[BEGIN]

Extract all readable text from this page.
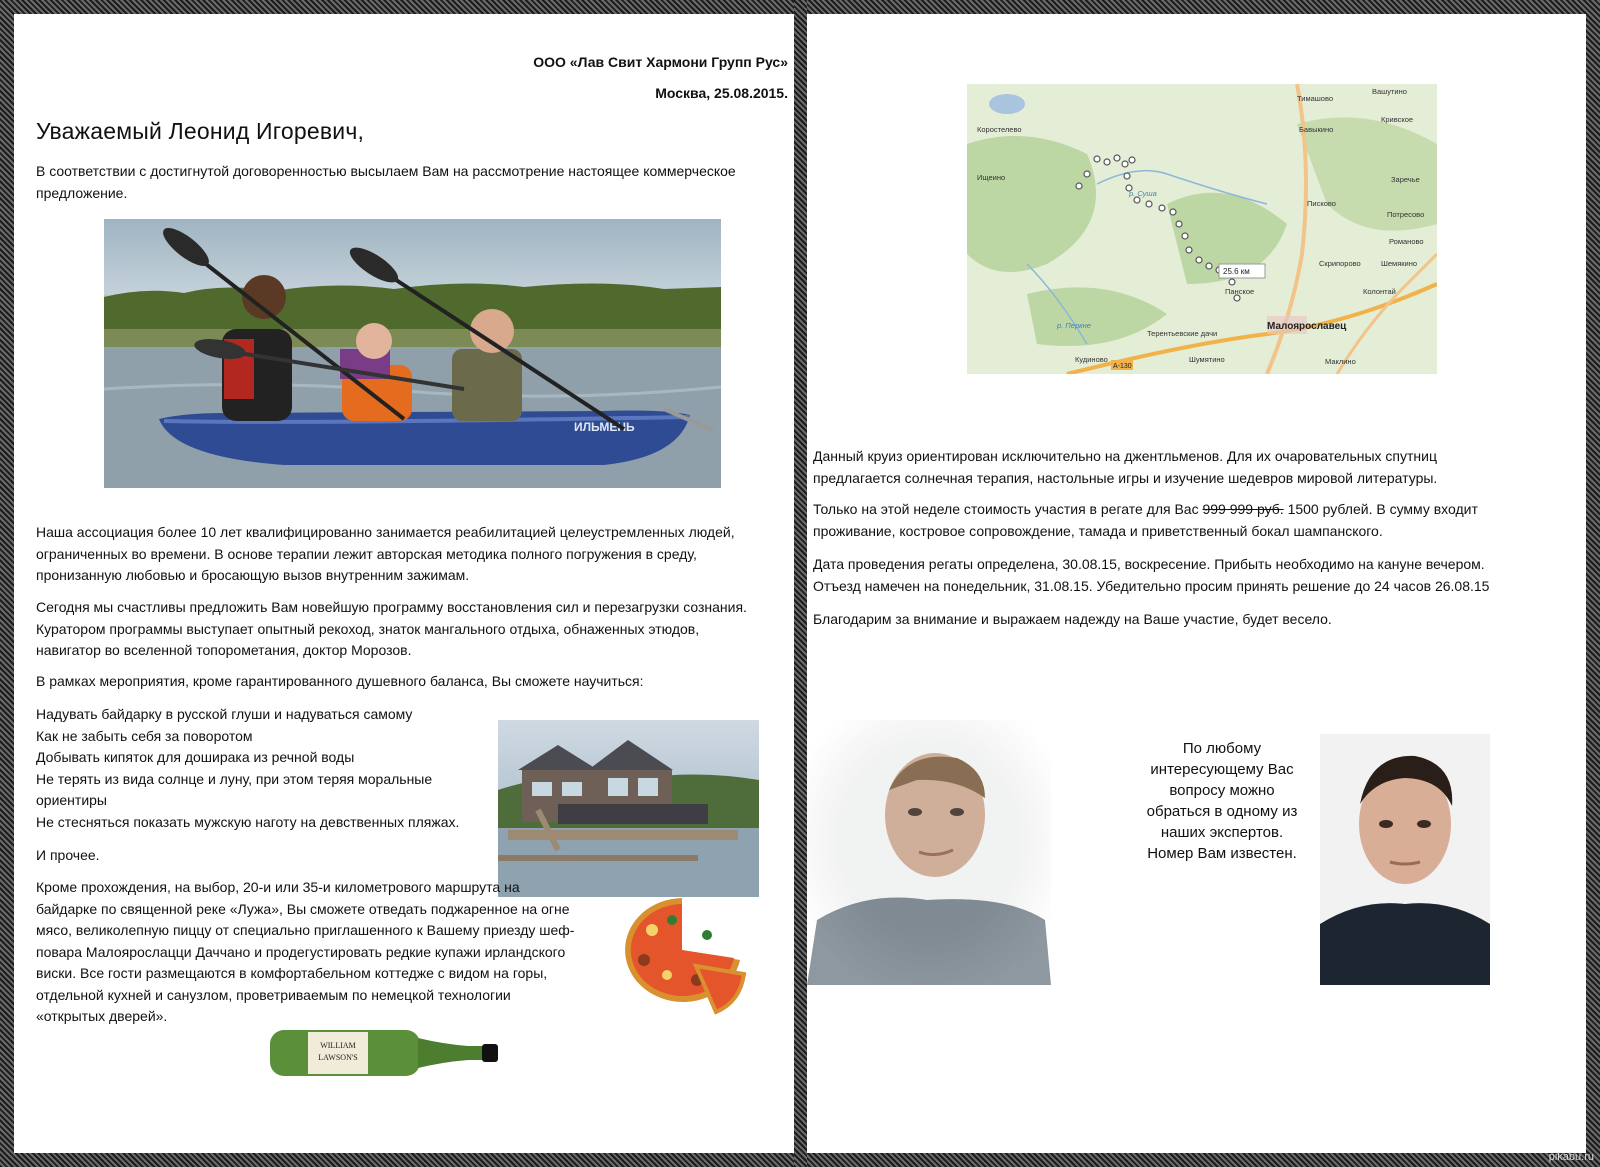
ООО «Лав Свит Хармони Групп Рус»
Москва, 25.08.2015.
Уважаемый Леонид Игоревич,
В соответствии с достигнутой договоренностью высылаем Вам на рассмотрение настоящее коммерческое
предложение.
ИЛЬМЕНЬ
Наша ассоциация более 10 лет квалифицированно занимается реабилитацией целеустремленных людей,
ограниченных во времени. В основе терапии лежит авторская методика полного погружения в среду,
пронизанную любовью и бросающую вызов внутренним зажимам.
Сегодня мы счастливы предложить Вам новейшую программу восстановления сил и перезагрузки сознания.
Куратором программы выступает опытный рекоход, знаток мангального отдыха, обнаженных этюдов,
навигатор во вселенной топорометания, доктор Морозов.
В рамках мероприятия, кроме гарантированного душевного баланса, Вы сможете научиться:
Надувать байдарку в русской глуши и надуваться самому
Как не забыть себя за поворотом
Добывать кипяток для доширака из речной воды
Не терять из вида солнце и луну, при этом теряя моральные
ориентиры
Не стесняться показать мужскую наготу на девственных пляжах.
И прочее.
Кроме прохождения, на выбор, 20-и или 35-и километрового маршрута на
байдарке по священной реке «Лужа», Вы сможете отведать поджаренное на огне
мясо, великолепную пиццу от специально приглашенного к Вашему приезду шеф-
повара Малоярослацци Даччано и продегустировать редкие купажи ирландского
виски. Все гости размещаются в комфортабельном коттедже с видом на горы,
отдельной кухней и санузлом, проветриваемым по немецкой технологии
«открытых дверей».
WILLIAM
LAWSON'S
Тимашово
Вашутино
Коростелево	Бавыкино
Кривское
Ищеино	Заречье
Писково
Потресово
Ромaново
Скрипорово	Шемякино
Колонтай
Панское
Терентьевские дачи
Кудиново	Шумятино	Маклино
р. Суша
р. Перкне	Малоярославец
А-130
25.6 км
Данный круиз ориентирован исключительно на джентльменов. Для их очаровательных спутниц
предлагается солнечная терапия, настольные игры и изучение шедевров мировой литературы.
Только на этой неделе стоимость участия в регате для Вас 999 999 руб. 1500 рублей. В сумму входит
проживание, костровое сопровождение, тамада и приветственный бокал шампанского.
Дата проведения регаты определена, 30.08.15, воскресение. Прибыть необходимо на кануне вечером.
Отъезд намечен на понедельник, 31.08.15. Убедительно просим принять решение до 24 часов 26.08.15
Благодарим за внимание и выражаем надежду на Ваше участие, будет весело.
По любому
интересующему Вас
вопросу можно
обраться в одному из
наших экспертов.
Номер Вам известен.
pikabu.ru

[END]

Report how many lines of the listing above include the word "сможете". Say nothing but the number.

2